■ TASK DIRECTIONS ■
From the listing below, return each line that includes "strany".

[Stored records]
>> Begin
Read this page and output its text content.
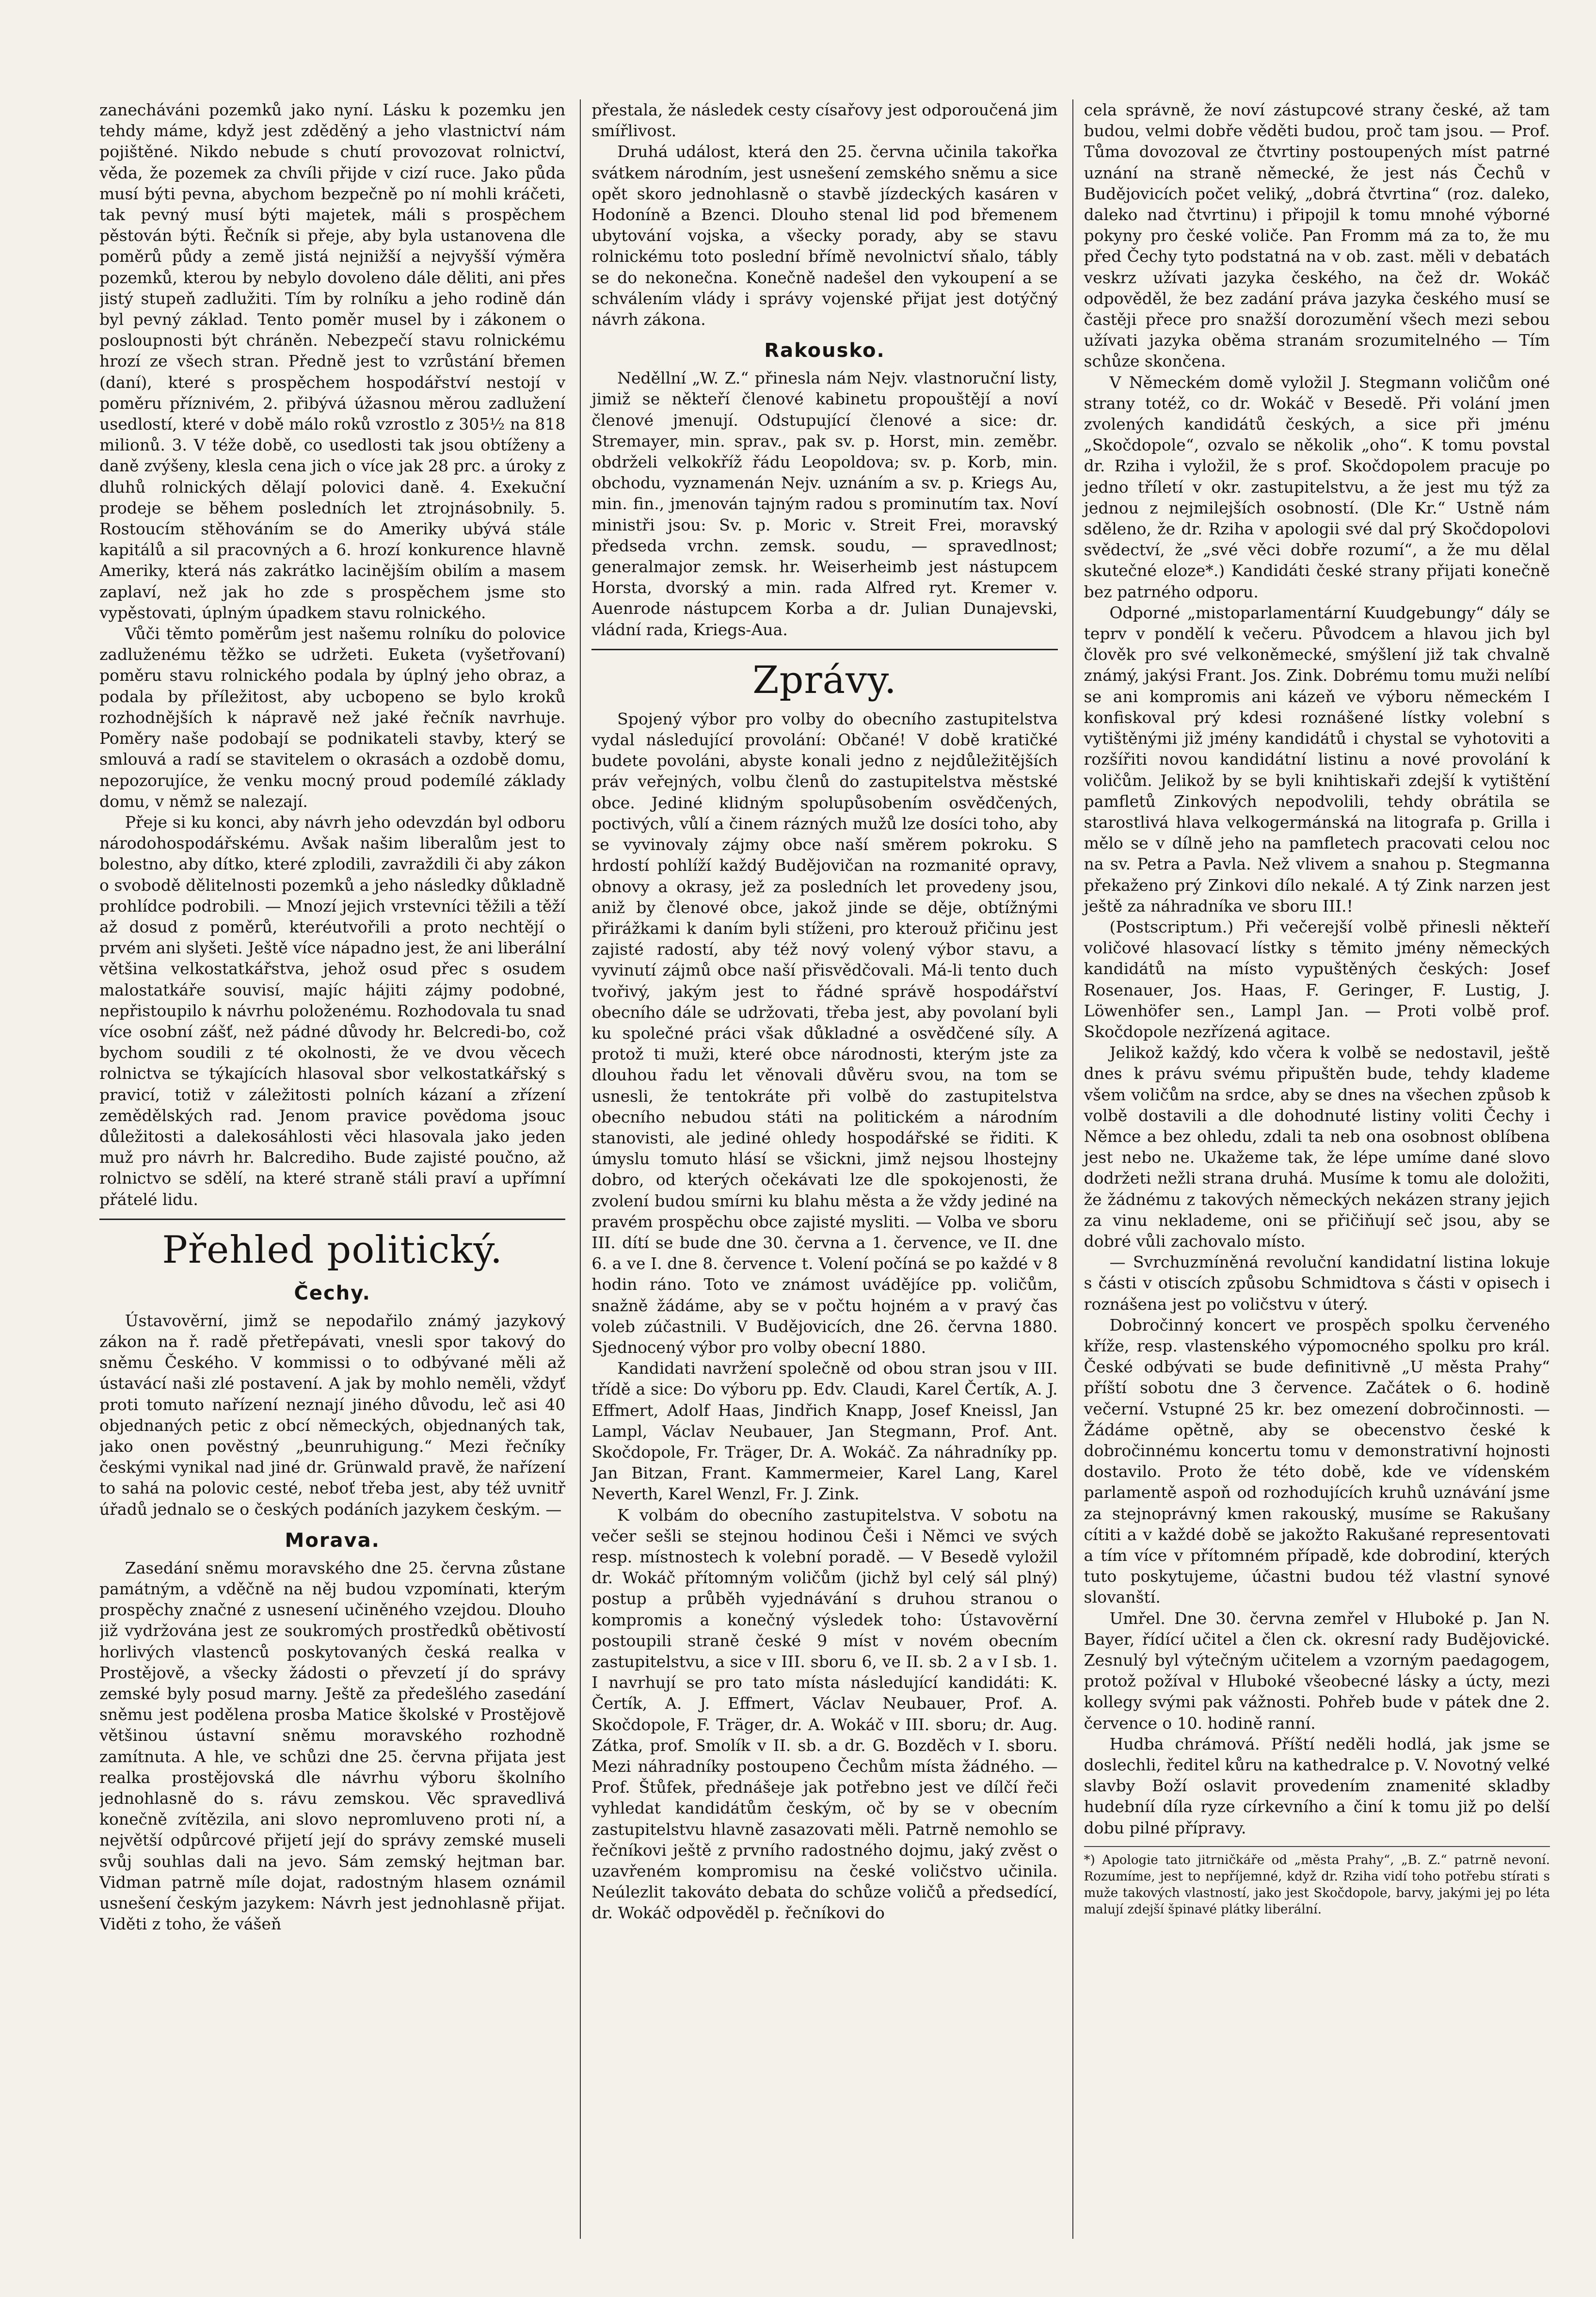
zanecháváni pozemků jako nyní. Lásku k pozemku jen tehdy máme, když jest zděděný a jeho vlastnictví nám pojištěné. Nikdo nebude s chutí provozovat rolnictví, věda, že pozemek za chvíli přijde v cizí ruce. Jako půda musí býti pevna, abychom bezpečně po ní mohli kráčeti, tak pevný musí býti majetek, máli s prospěchem pěstován býti. Řečník si přeje, aby byla ustanovena dle poměrů půdy a země jistá nejnižší a nejvyšší výměra pozemků, kterou by nebylo dovoleno dále děliti, ani přes jistý stupeň zadlužiti. Tím by rolníku a jeho rodině dán byl pevný základ. Tento poměr musel by i zákonem o posloupnosti být chráněn. Nebezpečí stavu rolnickému hrozí ze všech stran. Předně jest to vzrůstání břemen (daní), které s prospěchem hospodářství nestojí v poměru příznivém, 2. přibývá úžasnou měrou zadlužení usedlostí, které v době málo roků vzrostlo z 305½ na 818 milionů. 3. V téže době, co usedlosti tak jsou obtíženy a daně zvýšeny, klesla cena jich o více jak 28 prc. a úroky z dluhů rolnických dělají polovici daně. 4. Exekuční prodeje se během posledních let ztrojnásobnily. 5. Rostoucím stěhováním se do Ameriky ubývá stále kapitálů a sil pracovných a 6. hrozí konkurence hlavně Ameriky, která nás zakrátko lacinějším obilím a masem zaplaví, než jak ho zde s prospěchem jsme sto vypěstovati, úplným úpadkem stavu rolnického.

Vůči těmto poměrům jest našemu rolníku do polovice zadluženému těžko se udržeti. Euketa (vyšetřovaní) poměru stavu rolnického podala by úplný jeho obraz, a podala by příležitost, aby ucbopeno se bylo kroků rozhodnějších k nápravě než jaké řečník navrhuje. Poměry naše podobají se podnikateli stavby, který se smlouvá a radí se stavitelem o okrasách a ozdobě domu, nepozorujíce, že venku mocný proud podemílé základy domu, v němž se nalezají.

Přeje si ku konci, aby návrh jeho odevzdán byl odboru národohospodářskému. Avšak našim liberalům jest to bolestno, aby dítko, které zplodili, zavraždili či aby zákon o svobodě dělitelnosti pozemků a jeho následky důkladně prohlídce podrobili. — Mnozí jejich vrstevníci těžili a těží až dosud z poměrů, kteréutvořili a proto nechtějí o prvém ani slyšeti. Ještě více nápadno jest, že ani liberální většina velkostatkářstva, jehož osud přec s osudem malostatkáře souvisí, majíc hájiti zájmy podobné, nepřistoupilo k návrhu položenému. Rozhodovala tu snad více osobní zášť, než pádné důvody hr. Belcredi-bo, což bychom soudili z té okolnosti, že ve dvou věcech rolnictva se týkajících hlasoval sbor velkostatkářský s pravicí, totiž v záležitosti polních kázaní a zřízení zemědělských rad. Jenom pravice povědoma jsouc důležitosti a dalekosáhlosti věci hlasovala jako jeden muž pro návrh hr. Balcrediho. Bude zajisté poučno, až rolnictvo se sdělí, na které straně stáli praví a upřímní přátelé lidu.

Přehled politický.
Čechy.

Ústavověrní, jimž se nepodařilo známý jazykový zákon na ř. radě přetřepávati, vnesli spor takový do sněmu Českého. V kommissi o to odbývané měli až ústavácí naši zlé postavení. A jak by mohlo neměli, vždyť proti tomuto nařízení neznají jiného důvodu, leč asi 40 objednaných petic z obcí německých, objednaných tak, jako onen pověstný „beunruhigung.“ Mezi řečníky českými vynikal nad jiné dr. Grünwald pravě, že nařízení to sahá na polovic cesté, neboť třeba jest, aby též uvnitř úřadů jednalo se o českých podáních jazykem českým. —

Morava.

Zasedání sněmu moravského dne 25. června zůstane památným, a vděčně na něj budou vzpomínati, kterým prospěchy značné z usnesení učiněného vzejdou. Dlouho již vydržována jest ze soukromých prostředků obětivostí horlivých vlastenců poskytovaných česká realka v Prostějově, a všecky žádosti o převzetí jí do správy zemské byly posud marny. Ještě za předešlého zasedání sněmu jest podělena prosba Matice školské v Prostějově většinou ústavní sněmu moravského rozhodně zamítnuta. A hle, ve schůzi dne 25. června přijata jest realka prostějovská dle návrhu výboru školního jednohlasně do s. rávu zemskou. Věc spravedlivá konečně zvítězila, ani slovo nepromluveno proti ní, a největší odpůrcové přijetí její do správy zemské museli svůj souhlas dali na jevo. Sám zemský hejtman bar. Vidman patrně míle dojat, radostným hlasem oznámil usnešení českým jazykem: Návrh jest jednohlasně přijat. Viděti z toho, že vášeň

přestala, že následek cesty císařovy jest odporoučená jim smířlivost.

Druhá událost, která den 25. června učinila takořka svátkem národním, jest usnešení zemského sněmu a sice opět skoro jednohlasně o stavbě jízdeckých kasáren v Hodoníně a Bzenci. Dlouho stenal lid pod břemenem ubytování vojska, a všecky porady, aby se stavu rolnickému toto poslední břímě nevolnictví sňalo, tábly se do nekonečna. Konečně nadešel den vykoupení a se schválením vlády i správy vojenské přijat jest dotýčný návrh zákona.

Rakousko.

Neděllní „W. Z.“ přinesla nám Nejv. vlastnoruční listy, jimiž se někteří členové kabinetu propouštějí a noví členové jmenují. Odstupující členové a sice: dr. Stremayer, min. sprav., pak sv. p. Horst, min. zeměbr. obdrželi velkokříž řádu Leopoldova; sv. p. Korb, min. obchodu, vyznamenán Nejv. uznáním a sv. p. Kriegs Au, min. fin., jmenován tajným radou s prominutím tax. Noví ministři jsou: Sv. p. Moric v. Streit Frei, moravský předseda vrchn. zemsk. soudu, — spravedlnost; generalmajor zemsk. hr. Weiserheimb jest nástupcem Horsta, dvorský a min. rada Alfred ryt. Kremer v. Auenrode nástupcem Korba a dr. Julian Dunajevski, vládní rada, Kriegs-Aua.

Zprávy.

Spojený výbor pro volby do obecního zastupitelstva vydal následující provolání: Občané! V době kratičké budete povoláni, abyste konali jedno z nejdůležitějších práv veřejných, volbu členů do zastupitelstva městské obce. Jediné klidným spolupůsobením osvědčených, poctivých, vůlí a činem rázných mužů lze dosíci toho, aby se vyvinovaly zájmy obce naší směrem pokroku. S hrdostí pohlíží každý Budějovičan na rozmanité opravy, obnovy a okrasy, jež za posledních let provedeny jsou, aniž by členové obce, jakož jinde se děje, obtížnými přirážkami k daním byli stíženi, pro kterouž přičinu jest zajisté radostí, aby též nový volený výbor stavu, a vyvinutí zájmů obce naší přisvědčovali. Má-li tento duch tvořivý, jakým jest to řádné správě hospodářství obecního dále se udržovati, třeba jest, aby povolaní byli ku společné práci však důkladné a osvědčené síly. A protož ti muži, které obce národnosti, kterým jste za dlouhou řadu let věnovali důvěru svou, na tom se usnesli, že tentokráte při volbě do zastupitelstva obecního nebudou státi na politickém a národním stanovisti, ale jediné ohledy hospodářské se řiditi. K úmyslu tomuto hlásí se všickni, jimž nejsou lhostejny dobro, od kterých očekávati lze dle spokojenosti, že zvolení budou smírni ku blahu města a že vždy jediné na pravém prospěchu obce zajisté mysliti. — Volba ve sboru III. dítí se bude dne 30. června a 1. července, ve II. dne 6. a ve I. dne 8. července t. Volení počíná se po každé v 8 hodin ráno. Toto ve známost uvádějíce pp. voličům, snažně žádáme, aby se v počtu hojném a v pravý čas voleb zúčastnili. V Budějovicích, dne 26. června 1880. Sjednocený výbor pro volby obecní 1880.

Kandidati navržení společně od obou stran jsou v III. třídě a sice: Do výboru pp. Edv. Claudi, Karel Čertík, A. J. Effmert, Adolf Haas, Jindřich Knapp, Josef Kneissl, Jan Lampl, Václav Neubauer, Jan Stegmann, Prof. Ant. Skočdopole, Fr. Träger, Dr. A. Wokáč. Za náhradníky pp. Jan Bitzan, Frant. Kammermeier, Karel Lang, Karel Neverth, Karel Wenzl, Fr. J. Zink.

K volbám do obecního zastupitelstva. V sobotu na večer sešli se stejnou hodinou Češi i Němci ve svých resp. místnostech k volební poradě. — V Besedě vyložil dr. Wokáč přítomným voličům (jichž byl celý sál plný) postup a průběh vyjednávání s druhou stranou o kompromis a konečný výsledek toho: Ústavověrní postoupili straně české 9 míst v novém obecním zastupitelstvu, a sice v III. sboru 6, ve II. sb. 2 a v I sb. 1. I navrhují se pro tato místa následující kandidáti: K. Čertík, A. J. Effmert, Václav Neubauer, Prof. A. Skočdopole, F. Träger, dr. A. Wokáč v III. sboru; dr. Aug. Zátka, prof. Smolík v II. sb. a dr. G. Bozděch v I. sboru. Mezi náhradníky postoupeno Čechům místa žádného. — Prof. Štůfek, přednášeje jak potřebno jest ve dílčí řeči vyhledat kandidátům českým, oč by se v obecním zastupitelstvu hlavně zasazovati měli. Patrně nemohlo se řečníkovi ještě z prvního radostného dojmu, jaký zvěst o uzavřeném kompromisu na české voličstvo učinila. Neúlezlit takováto debata do schůze voličů a předsedící, dr. Wokáč odpověděl p. řečníkovi do

cela správně, že noví zástupcové strany české, až tam budou, velmi dobře věděti budou, proč tam jsou. — Prof. Tůma dovozoval ze čtvrtiny postoupených míst patrné uznání na straně německé, že jest nás Čechů v Budějovicích počet veliký, „dobrá čtvrtina“ (roz. daleko, daleko nad čtvrtinu) i připojil k tomu mnohé výborné pokyny pro české voliče. Pan Fromm má za to, že mu před Čechy tyto podstatná na v ob. zast. měli v debatách veskrz užívati jazyka českého, na čež dr. Wokáč odpověděl, že bez zadání práva jazyka českého musí se častěji přece pro snažší dorozumění všech mezi sebou užívati jazyka oběma stranám srozumitelného — Tím schůze skončena.

V Německém domě vyložil J. Stegmann voličům oné strany totéž, co dr. Wokáč v Besedě. Při volání jmen zvolených kandidátů českých, a sice při jménu „Skočdopole“, ozvalo se několik „oho“. K tomu povstal dr. Rziha i vyložil, že s prof. Skočdopolem pracuje po jedno tříletí v okr. zastupitelstvu, a že jest mu týž za jednou z nejmilejších osobností. (Dle Kr.“ Ustně nám sděleno, že dr. Rziha v apologii své dal prý Skočdopolovi svědectví, že „své věci dobře rozumí“, a že mu dělal skutečné eloze*.) Kandidáti české strany přijati konečně bez patrného odporu.

Odporné „mistoparlamentární Kuudgebungy“ dály se teprv v pondělí k večeru. Původcem a hlavou jich byl člověk pro své velkoněmecké, smýšlení již tak chvalně známý, jakýsi Frant. Jos. Zink. Dobrému tomu muži nelíbí se ani kompromis ani kázeň ve výboru německém I konfiskoval prý kdesi roznášené lístky volební s vytištěnými již jmény kandidátů i chystal se vyhotoviti a rozšířiti novou kandidátní listinu a nové provolání k voličům. Jelikož by se byli knihtiskaři zdejší k vytištění pamfletů Zinkových nepodvolili, tehdy obrátila se starostlivá hlava velkogermánská na litografa p. Grilla i mělo se v dílně jeho na pamfletech pracovati celou noc na sv. Petra a Pavla. Než vlivem a snahou p. Stegmanna překaženo prý Zinkovi dílo nekalé. A tý Zink narzen jest ještě za náhradníka ve sboru III.!

(Postscriptum.) Při večerejší volbě přinesli někteří voličové hlasovací lístky s těmito jmény německých kandidátů na místo vypuštěných českých: Josef Rosenauer, Jos. Haas, F. Geringer, F. Lustig, J. Löwenhöfer sen., Lampl Jan. — Proti volbě prof. Skočdopole nezřízená agitace.

Jelikož každý, kdo včera k volbě se nedostavil, ještě dnes k právu svému připuštěn bude, tehdy klademe všem voličům na srdce, aby se dnes na všechen způsob k volbě dostavili a dle dohodnuté listiny voliti Čechy i Němce a bez ohledu, zdali ta neb ona osobnost oblíbena jest nebo ne. Ukažeme tak, že lépe umíme dané slovo dodržeti nežli strana druhá. Musíme k tomu ale doložiti, že žádnému z takových německých nekázen strany jejich za vinu neklademe, oni se přičiňují seč jsou, aby se dobré vůli zachovalo místo.

— Svrchuzmíněná revoluční kandidatní listina lokuje s části v otiscích způsobu Schmidtova s části v opisech i roznášena jest po voličstvu v úterý.

Dobročinný koncert ve prospěch spolku červeného kříže, resp. vlastenského výpomocného spolku pro král. České odbývati se bude definitivně „U města Prahy“ příští sobotu dne 3 července. Začátek o 6. hodině večerní. Vstupné 25 kr. bez omezení dobročinnosti. — Žádáme opětně, aby se obecenstvo české k dobročinnému koncertu tomu v demonstrativní hojnosti dostavilo. Proto že této době, kde ve vídenském parlamentě aspoň od rozhodujících kruhů uznávání jsme za stejnoprávný kmen rakouský, musíme se Rakušany cítiti a v každé době se jakožto Rakušané representovati a tím více v přítomném případě, kde dobrodiní, kterých tuto poskytujeme, účastni budou též vlastní synové slovanští.

Umřel. Dne 30. června zemřel v Hluboké p. Jan N. Bayer, řídící učitel a člen ck. okresní rady Budějovické. Zesnulý byl výtečným učitelem a vzorným paedagogem, protož požíval v Hluboké všeobecné lásky a úcty, mezi kollegy svými pak vážnosti. Pohřeb bude v pátek dne 2. července o 10. hodině ranní.

Hudba chrámová. Příští neděli hodlá, jak jsme se doslechli, ředitel kůru na kathedralce p. V. Novotný velké slavby Boží oslavit provedením znamenité skladby hudebníí díla ryze církevního a činí k tomu již po delší dobu pilné přípravy.

*) Apologie tato jitrničkáře od „města Prahy“, „B. Z.“ patrně nevoní. Rozumíme, jest to nepříjemné, když dr. Rziha vidí toho potřebu stírati s muže takových vlastností, jako jest Skočdopole, barvy, jakými jej po léta malují zdejší špinavé plátky liberální.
>> End
■ RESPONSE TO THE TASK ■
cela správně, že noví zástupcové strany české, až tam budou, velmi dobře věděti budou, proč tam jsou. — Prof. Tůma dovozoval ze čtvrtiny postoupených míst patrné uznání na straně německé, že jest nás Čechů v Budějovicích počet veliký, „dobrá čtvrtina“ (roz. daleko, daleko nad čtvrtinu) i připojil k tomu mnohé výborné pokyny pro české voliče. Pan Fromm má za to, že mu před Čechy tyto podstatná na v ob. zast. měli v debatách veskrz užívati jazyka českého, na čež dr. Wokáč odpověděl, že bez zadání práva jazyka českého musí se častěji přece pro snažší dorozumění všech mezi sebou užívati jazyka oběma stranám srozumitelného — Tím schůze skončena.
V Německém domě vyložil J. Stegmann voličům oné strany totéž, co dr. Wokáč v Besedě. Při volání jmen zvolených kandidátů českých, a sice při jménu „Skočdopole“, ozvalo se několik „oho“. K tomu povstal dr. Rziha i vyložil, že s prof. Skočdopolem pracuje po jedno tříletí v okr. zastupitelstvu, a že jest mu týž za jednou z nejmilejších osobností. (Dle Kr.“ Ustně nám sděleno, že dr. Rziha v apologii své dal prý Skočdopolovi svědectví, že „své věci dobře rozumí“, a že mu dělal skutečné eloze*.) Kandidáti české strany přijati konečně bez patrného odporu.
Jelikož každý, kdo včera k volbě se nedostavil, ještě dnes k právu svému připuštěn bude, tehdy klademe všem voličům na srdce, aby se dnes na všechen způsob k volbě dostavili a dle dohodnuté listiny voliti Čechy i Němce a bez ohledu, zdali ta neb ona osobnost oblíbena jest nebo ne. Ukažeme tak, že lépe umíme dané slovo dodržeti nežli strana druhá. Musíme k tomu ale doložiti, že žádnému z takových německých nekázen strany jejich za vinu neklademe, oni se přičiňují seč jsou, aby se dobré vůli zachovalo místo.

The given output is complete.